>> begin TASK INPUT

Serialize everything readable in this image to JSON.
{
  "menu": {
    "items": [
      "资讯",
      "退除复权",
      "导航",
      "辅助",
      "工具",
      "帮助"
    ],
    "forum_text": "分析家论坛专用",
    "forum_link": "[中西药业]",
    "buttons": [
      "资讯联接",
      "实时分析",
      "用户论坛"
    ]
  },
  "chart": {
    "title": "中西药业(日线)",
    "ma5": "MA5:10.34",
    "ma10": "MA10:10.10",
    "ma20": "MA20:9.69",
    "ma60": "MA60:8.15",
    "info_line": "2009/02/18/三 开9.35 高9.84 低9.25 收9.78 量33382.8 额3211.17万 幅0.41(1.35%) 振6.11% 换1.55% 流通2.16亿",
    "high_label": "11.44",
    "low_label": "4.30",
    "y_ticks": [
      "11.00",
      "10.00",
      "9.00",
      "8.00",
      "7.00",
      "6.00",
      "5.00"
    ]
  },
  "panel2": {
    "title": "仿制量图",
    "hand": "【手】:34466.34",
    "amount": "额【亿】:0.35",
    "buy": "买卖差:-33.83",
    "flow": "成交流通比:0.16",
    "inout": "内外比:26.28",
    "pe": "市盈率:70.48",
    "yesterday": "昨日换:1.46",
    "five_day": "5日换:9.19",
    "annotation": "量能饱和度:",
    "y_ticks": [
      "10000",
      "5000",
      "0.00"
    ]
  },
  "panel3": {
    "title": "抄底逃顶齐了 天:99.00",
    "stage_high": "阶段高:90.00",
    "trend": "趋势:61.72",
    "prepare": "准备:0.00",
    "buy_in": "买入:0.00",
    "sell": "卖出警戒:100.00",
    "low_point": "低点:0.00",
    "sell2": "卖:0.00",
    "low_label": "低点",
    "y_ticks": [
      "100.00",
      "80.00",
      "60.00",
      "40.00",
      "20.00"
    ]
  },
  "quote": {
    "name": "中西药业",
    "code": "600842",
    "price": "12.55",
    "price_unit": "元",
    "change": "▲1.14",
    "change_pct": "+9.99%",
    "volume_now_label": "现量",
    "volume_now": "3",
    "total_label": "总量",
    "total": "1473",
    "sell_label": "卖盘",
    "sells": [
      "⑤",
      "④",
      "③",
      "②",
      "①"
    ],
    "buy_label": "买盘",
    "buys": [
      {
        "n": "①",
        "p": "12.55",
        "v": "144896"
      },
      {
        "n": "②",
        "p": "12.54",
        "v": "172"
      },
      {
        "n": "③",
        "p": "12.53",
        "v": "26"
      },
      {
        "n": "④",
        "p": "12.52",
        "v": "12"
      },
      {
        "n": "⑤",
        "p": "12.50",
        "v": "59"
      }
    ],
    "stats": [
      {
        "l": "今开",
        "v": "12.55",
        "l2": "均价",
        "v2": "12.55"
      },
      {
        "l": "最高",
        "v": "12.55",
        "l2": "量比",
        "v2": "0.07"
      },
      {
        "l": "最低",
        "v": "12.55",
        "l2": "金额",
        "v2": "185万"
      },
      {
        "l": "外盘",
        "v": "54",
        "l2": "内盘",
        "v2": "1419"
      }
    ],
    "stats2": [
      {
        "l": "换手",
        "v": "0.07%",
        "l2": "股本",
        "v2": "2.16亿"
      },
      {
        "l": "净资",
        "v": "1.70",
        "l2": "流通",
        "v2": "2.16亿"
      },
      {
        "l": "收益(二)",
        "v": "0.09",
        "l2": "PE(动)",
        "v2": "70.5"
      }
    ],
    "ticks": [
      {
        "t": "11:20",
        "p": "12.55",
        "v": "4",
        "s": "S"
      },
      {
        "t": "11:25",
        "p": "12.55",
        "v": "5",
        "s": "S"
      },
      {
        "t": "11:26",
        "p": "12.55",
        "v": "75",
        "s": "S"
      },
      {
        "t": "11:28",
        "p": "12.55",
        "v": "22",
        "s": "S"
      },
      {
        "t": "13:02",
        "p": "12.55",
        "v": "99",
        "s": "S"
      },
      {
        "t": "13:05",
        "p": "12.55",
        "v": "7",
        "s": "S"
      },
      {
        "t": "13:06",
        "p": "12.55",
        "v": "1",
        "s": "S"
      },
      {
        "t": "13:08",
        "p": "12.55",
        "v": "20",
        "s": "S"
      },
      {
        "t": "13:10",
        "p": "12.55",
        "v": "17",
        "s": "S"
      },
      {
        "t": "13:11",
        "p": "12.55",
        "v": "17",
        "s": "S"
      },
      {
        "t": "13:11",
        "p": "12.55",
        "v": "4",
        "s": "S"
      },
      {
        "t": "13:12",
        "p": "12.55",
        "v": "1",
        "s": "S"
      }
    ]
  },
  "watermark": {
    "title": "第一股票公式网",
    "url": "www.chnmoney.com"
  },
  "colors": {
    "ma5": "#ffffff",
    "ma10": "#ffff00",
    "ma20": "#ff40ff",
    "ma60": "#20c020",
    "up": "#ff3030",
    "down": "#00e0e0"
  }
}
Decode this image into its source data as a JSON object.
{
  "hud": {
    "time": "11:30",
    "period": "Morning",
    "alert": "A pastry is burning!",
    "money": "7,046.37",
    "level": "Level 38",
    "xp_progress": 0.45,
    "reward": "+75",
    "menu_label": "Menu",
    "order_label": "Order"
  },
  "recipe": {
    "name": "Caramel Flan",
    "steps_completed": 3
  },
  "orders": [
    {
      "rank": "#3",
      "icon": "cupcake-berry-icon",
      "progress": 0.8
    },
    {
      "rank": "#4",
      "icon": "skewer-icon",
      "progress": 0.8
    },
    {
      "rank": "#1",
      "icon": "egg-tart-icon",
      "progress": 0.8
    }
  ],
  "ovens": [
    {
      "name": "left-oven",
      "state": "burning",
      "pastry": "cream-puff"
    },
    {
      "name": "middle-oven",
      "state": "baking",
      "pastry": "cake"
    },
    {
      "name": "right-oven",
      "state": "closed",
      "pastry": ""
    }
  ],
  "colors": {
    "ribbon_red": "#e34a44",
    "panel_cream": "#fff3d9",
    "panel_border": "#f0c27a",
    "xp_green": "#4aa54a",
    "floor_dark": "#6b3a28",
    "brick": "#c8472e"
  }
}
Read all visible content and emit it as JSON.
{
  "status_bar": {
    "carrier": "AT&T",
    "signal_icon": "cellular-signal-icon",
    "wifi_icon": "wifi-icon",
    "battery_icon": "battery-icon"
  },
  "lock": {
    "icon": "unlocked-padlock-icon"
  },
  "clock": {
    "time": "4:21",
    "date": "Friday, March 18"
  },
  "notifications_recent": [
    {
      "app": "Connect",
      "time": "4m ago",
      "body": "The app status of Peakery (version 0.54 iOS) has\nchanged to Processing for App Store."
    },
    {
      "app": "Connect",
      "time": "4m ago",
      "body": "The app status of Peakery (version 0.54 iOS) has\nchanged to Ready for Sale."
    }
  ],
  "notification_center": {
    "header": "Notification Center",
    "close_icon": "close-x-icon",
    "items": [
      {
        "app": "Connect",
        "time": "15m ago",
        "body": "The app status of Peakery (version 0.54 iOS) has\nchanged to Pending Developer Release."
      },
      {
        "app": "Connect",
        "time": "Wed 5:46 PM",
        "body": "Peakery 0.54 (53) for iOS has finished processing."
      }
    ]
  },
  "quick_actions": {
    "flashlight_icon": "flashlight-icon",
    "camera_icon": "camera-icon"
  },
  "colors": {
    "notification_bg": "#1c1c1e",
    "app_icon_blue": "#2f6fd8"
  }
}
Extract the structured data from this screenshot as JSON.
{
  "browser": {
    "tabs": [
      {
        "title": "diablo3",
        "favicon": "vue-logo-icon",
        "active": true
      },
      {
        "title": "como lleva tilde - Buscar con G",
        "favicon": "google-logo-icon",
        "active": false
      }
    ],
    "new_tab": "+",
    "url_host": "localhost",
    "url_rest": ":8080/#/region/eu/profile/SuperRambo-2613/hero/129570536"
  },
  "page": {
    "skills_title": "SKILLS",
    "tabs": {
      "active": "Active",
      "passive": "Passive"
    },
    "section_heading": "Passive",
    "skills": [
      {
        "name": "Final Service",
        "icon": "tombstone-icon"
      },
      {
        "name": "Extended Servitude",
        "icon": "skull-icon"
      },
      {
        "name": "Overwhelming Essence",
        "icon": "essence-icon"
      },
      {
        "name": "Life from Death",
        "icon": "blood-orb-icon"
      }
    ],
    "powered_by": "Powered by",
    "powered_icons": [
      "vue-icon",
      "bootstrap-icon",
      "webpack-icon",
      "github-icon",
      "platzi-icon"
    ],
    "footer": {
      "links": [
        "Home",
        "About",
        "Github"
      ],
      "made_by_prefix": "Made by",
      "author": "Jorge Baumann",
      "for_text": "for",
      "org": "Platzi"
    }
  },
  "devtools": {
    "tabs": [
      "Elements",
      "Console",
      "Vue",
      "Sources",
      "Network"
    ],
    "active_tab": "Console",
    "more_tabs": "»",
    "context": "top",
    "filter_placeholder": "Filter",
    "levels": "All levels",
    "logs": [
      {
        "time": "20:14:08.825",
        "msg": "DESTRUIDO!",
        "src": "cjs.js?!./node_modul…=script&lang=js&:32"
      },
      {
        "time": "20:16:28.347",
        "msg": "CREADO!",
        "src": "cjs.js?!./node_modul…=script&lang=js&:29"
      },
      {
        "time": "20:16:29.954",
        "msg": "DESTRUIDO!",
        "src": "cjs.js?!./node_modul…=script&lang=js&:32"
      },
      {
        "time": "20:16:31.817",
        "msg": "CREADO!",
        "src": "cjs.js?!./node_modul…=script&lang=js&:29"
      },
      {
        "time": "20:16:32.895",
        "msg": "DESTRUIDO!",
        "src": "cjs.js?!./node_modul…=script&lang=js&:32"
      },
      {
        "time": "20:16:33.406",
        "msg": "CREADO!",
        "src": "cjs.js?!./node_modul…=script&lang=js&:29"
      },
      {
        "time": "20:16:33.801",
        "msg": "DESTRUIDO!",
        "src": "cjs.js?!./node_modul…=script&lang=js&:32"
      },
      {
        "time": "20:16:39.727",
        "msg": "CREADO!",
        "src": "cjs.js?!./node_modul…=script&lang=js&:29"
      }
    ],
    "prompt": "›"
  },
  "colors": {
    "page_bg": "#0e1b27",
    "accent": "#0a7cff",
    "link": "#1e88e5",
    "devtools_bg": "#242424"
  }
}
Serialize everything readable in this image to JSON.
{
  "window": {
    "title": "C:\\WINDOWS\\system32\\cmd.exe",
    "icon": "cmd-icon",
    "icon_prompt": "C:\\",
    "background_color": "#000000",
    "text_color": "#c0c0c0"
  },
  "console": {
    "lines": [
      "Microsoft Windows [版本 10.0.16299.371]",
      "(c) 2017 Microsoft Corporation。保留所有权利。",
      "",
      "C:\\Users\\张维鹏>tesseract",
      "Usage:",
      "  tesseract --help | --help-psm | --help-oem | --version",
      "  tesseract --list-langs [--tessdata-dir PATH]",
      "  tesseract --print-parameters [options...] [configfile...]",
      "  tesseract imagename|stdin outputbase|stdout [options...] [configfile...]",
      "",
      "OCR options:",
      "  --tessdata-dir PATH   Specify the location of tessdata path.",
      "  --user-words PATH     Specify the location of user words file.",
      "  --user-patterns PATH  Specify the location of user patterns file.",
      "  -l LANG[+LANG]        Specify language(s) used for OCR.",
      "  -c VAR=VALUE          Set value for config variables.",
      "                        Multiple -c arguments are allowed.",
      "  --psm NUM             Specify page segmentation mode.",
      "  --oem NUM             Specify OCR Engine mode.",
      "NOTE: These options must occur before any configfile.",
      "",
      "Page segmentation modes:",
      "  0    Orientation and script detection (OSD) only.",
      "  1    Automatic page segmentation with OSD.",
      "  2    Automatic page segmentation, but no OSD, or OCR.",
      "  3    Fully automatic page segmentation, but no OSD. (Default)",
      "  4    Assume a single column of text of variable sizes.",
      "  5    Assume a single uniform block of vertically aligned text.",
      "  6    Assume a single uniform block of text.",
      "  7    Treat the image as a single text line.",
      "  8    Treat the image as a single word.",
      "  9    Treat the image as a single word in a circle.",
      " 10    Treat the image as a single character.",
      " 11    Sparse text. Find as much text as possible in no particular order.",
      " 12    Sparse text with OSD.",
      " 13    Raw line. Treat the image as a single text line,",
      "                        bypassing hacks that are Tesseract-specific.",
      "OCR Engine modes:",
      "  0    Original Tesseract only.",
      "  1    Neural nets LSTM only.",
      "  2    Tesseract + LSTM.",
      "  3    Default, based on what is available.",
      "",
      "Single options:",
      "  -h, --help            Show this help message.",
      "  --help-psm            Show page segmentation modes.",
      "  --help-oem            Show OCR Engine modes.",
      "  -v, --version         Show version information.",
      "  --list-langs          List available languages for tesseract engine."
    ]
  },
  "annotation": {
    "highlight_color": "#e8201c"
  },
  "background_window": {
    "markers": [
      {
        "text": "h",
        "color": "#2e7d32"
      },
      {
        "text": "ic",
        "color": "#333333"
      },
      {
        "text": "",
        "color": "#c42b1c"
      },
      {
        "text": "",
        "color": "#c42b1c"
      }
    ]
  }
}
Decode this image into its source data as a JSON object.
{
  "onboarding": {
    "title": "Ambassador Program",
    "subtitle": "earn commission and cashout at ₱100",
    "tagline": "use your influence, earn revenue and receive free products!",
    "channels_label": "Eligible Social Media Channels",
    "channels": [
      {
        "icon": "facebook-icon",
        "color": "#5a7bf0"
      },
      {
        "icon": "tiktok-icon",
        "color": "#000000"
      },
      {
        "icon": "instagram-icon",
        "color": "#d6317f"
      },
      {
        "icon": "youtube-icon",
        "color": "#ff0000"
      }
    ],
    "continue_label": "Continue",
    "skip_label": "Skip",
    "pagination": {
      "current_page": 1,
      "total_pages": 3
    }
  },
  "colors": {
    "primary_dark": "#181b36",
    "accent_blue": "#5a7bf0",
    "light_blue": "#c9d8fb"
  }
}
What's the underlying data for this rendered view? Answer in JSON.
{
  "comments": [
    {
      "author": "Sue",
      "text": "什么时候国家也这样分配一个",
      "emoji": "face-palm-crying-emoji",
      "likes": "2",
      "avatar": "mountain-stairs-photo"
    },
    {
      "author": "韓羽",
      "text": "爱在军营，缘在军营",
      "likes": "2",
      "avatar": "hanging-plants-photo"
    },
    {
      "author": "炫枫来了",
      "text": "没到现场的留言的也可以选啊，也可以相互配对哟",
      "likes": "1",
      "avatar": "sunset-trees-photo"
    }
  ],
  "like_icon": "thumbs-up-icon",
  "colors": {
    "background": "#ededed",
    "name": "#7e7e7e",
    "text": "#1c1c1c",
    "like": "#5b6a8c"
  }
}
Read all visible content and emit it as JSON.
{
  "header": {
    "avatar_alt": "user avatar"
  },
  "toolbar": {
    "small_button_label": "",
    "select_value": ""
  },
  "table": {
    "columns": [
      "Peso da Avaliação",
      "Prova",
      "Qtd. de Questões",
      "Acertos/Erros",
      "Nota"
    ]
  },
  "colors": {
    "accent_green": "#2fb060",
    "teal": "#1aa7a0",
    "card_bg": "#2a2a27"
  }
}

>> end TASK INPUT

_OBJECTIVE_:
Each line in the listing above either holds the string "modes" or does not; state how many do, giving the number only.

_TASK RESULT_:
4